[PROBLEM TO SOLVE]
Repeat the full listing, word for word.

Collection entries

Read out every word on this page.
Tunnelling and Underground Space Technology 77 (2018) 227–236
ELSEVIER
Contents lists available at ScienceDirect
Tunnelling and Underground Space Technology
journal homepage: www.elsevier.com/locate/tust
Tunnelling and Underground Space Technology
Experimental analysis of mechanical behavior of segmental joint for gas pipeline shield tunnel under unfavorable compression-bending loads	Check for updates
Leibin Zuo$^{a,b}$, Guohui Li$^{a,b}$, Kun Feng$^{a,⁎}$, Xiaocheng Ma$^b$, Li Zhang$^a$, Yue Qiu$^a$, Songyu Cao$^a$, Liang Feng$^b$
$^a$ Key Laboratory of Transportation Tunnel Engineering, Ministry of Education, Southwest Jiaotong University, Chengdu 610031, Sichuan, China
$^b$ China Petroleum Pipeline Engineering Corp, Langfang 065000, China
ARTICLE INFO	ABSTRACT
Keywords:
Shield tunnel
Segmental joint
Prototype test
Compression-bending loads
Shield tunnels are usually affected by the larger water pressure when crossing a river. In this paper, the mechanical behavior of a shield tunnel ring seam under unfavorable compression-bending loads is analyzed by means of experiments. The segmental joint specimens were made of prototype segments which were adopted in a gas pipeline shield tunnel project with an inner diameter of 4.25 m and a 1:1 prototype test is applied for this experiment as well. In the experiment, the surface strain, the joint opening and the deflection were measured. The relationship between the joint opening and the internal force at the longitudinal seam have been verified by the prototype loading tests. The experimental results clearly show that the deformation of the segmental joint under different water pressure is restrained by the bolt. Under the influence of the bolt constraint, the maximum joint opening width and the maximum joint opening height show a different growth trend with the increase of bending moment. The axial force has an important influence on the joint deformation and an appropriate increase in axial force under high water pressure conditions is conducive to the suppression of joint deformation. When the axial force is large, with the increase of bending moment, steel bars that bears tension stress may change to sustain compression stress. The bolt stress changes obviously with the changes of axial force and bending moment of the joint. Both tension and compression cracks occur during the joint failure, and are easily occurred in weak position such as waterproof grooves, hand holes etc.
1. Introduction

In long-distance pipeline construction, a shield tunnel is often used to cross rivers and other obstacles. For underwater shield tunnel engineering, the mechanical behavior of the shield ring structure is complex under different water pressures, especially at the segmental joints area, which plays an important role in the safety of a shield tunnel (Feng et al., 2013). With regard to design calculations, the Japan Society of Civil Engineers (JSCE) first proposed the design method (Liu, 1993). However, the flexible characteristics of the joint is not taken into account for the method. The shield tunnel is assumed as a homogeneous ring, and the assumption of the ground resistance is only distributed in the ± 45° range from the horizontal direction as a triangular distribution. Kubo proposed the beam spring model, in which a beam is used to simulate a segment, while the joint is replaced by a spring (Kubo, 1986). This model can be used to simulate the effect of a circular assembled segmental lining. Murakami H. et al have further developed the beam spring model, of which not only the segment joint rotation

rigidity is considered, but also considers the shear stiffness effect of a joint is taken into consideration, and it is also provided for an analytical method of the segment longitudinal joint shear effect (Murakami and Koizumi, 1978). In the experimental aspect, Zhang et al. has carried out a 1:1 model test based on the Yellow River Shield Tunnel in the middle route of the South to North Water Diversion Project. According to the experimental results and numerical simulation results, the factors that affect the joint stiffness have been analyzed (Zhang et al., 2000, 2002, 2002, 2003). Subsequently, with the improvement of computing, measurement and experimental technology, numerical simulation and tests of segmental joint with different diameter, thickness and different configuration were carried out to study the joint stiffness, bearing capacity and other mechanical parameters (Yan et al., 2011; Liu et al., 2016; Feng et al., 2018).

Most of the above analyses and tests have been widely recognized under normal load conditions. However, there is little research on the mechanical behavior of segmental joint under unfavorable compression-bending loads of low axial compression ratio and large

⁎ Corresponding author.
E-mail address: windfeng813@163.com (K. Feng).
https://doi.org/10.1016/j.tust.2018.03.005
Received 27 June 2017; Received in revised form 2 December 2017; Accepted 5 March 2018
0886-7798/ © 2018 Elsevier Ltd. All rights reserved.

[FINISHED TASK]
Read out every word on this page.
Tunnelling and Underground Space Technology 77 (2018) 227–236
ELSEVIER
Contents lists available at ScienceDirect
Tunnelling and Underground Space Technology
journal homepage: www.elsevier.com/locate/tust
Tunnelling and Underground Space Technology
Experimental analysis of mechanical behavior of segmental joint for gas pipeline shield tunnel under unfavorable compression-bending loads	Check for updates
Leibin Zuo$^{a,b}$, Guohui Li$^{a,b}$, Kun Feng$^{a,⁎}$, Xiaocheng Ma$^b$, Li Zhang$^a$, Yue Qiu$^a$, Songyu Cao$^a$, Liang Feng$^b$
$^a$ Key Laboratory of Transportation Tunnel Engineering, Ministry of Education, Southwest Jiaotong University, Chengdu 610031, Sichuan, China
$^b$ China Petroleum Pipeline Engineering Corp, Langfang 065000, China
ARTICLE INFO	ABSTRACT
Keywords:
Shield tunnel
Segmental joint
Prototype test
Compression-bending loads
Shield tunnels are usually affected by the larger water pressure when crossing a river. In this paper, the mechanical behavior of a shield tunnel ring seam under unfavorable compression-bending loads is analyzed by means of experiments. The segmental joint specimens were made of prototype segments which were adopted in a gas pipeline shield tunnel project with an inner diameter of 4.25 m and a 1:1 prototype test is applied for this experiment as well. In the experiment, the surface strain, the joint opening and the deflection were measured. The relationship between the joint opening and the internal force at the longitudinal seam have been verified by the prototype loading tests. The experimental results clearly show that the deformation of the segmental joint under different water pressure is restrained by the bolt. Under the influence of the bolt constraint, the maximum joint opening width and the maximum joint opening height show a different growth trend with the increase of bending moment. The axial force has an important influence on the joint deformation and an appropriate increase in axial force under high water pressure conditions is conducive to the suppression of joint deformation. When the axial force is large, with the increase of bending moment, steel bars that bears tension stress may change to sustain compression stress. The bolt stress changes obviously with the changes of axial force and bending moment of the joint. Both tension and compression cracks occur during the joint failure, and are easily occurred in weak position such as waterproof grooves, hand holes etc.
1. Introduction

In long-distance pipeline construction, a shield tunnel is often used to cross rivers and other obstacles. For underwater shield tunnel engineering, the mechanical behavior of the shield ring structure is complex under different water pressures, especially at the segmental joints area, which plays an important role in the safety of a shield tunnel (Feng et al., 2013). With regard to design calculations, the Japan Society of Civil Engineers (JSCE) first proposed the design method (Liu, 1993). However, the flexible characteristics of the joint is not taken into account for the method. The shield tunnel is assumed as a homogeneous ring, and the assumption of the ground resistance is only distributed in the ± 45° range from the horizontal direction as a triangular distribution. Kubo proposed the beam spring model, in which a beam is used to simulate a segment, while the joint is replaced by a spring (Kubo, 1986). This model can be used to simulate the effect of a circular assembled segmental lining. Murakami H. et al have further developed the beam spring model, of which not only the segment joint rotation

rigidity is considered, but also considers the shear stiffness effect of a joint is taken into consideration, and it is also provided for an analytical method of the segment longitudinal joint shear effect (Murakami and Koizumi, 1978). In the experimental aspect, Zhang et al. has carried out a 1:1 model test based on the Yellow River Shield Tunnel in the middle route of the South to North Water Diversion Project. According to the experimental results and numerical simulation results, the factors that affect the joint stiffness have been analyzed (Zhang et al., 2000, 2002, 2002, 2003). Subsequently, with the improvement of computing, measurement and experimental technology, numerical simulation and tests of segmental joint with different diameter, thickness and different configuration were carried out to study the joint stiffness, bearing capacity and other mechanical parameters (Yan et al., 2011; Liu et al., 2016; Feng et al., 2018).

Most of the above analyses and tests have been widely recognized under normal load conditions. However, there is little research on the mechanical behavior of segmental joint under unfavorable compression-bending loads of low axial compression ratio and large

⁎ Corresponding author.
E-mail address: windfeng813@163.com (K. Feng).
https://doi.org/10.1016/j.tust.2018.03.005
Received 27 June 2017; Received in revised form 2 December 2017; Accepted 5 March 2018
0886-7798/ © 2018 Elsevier Ltd. All rights reserved.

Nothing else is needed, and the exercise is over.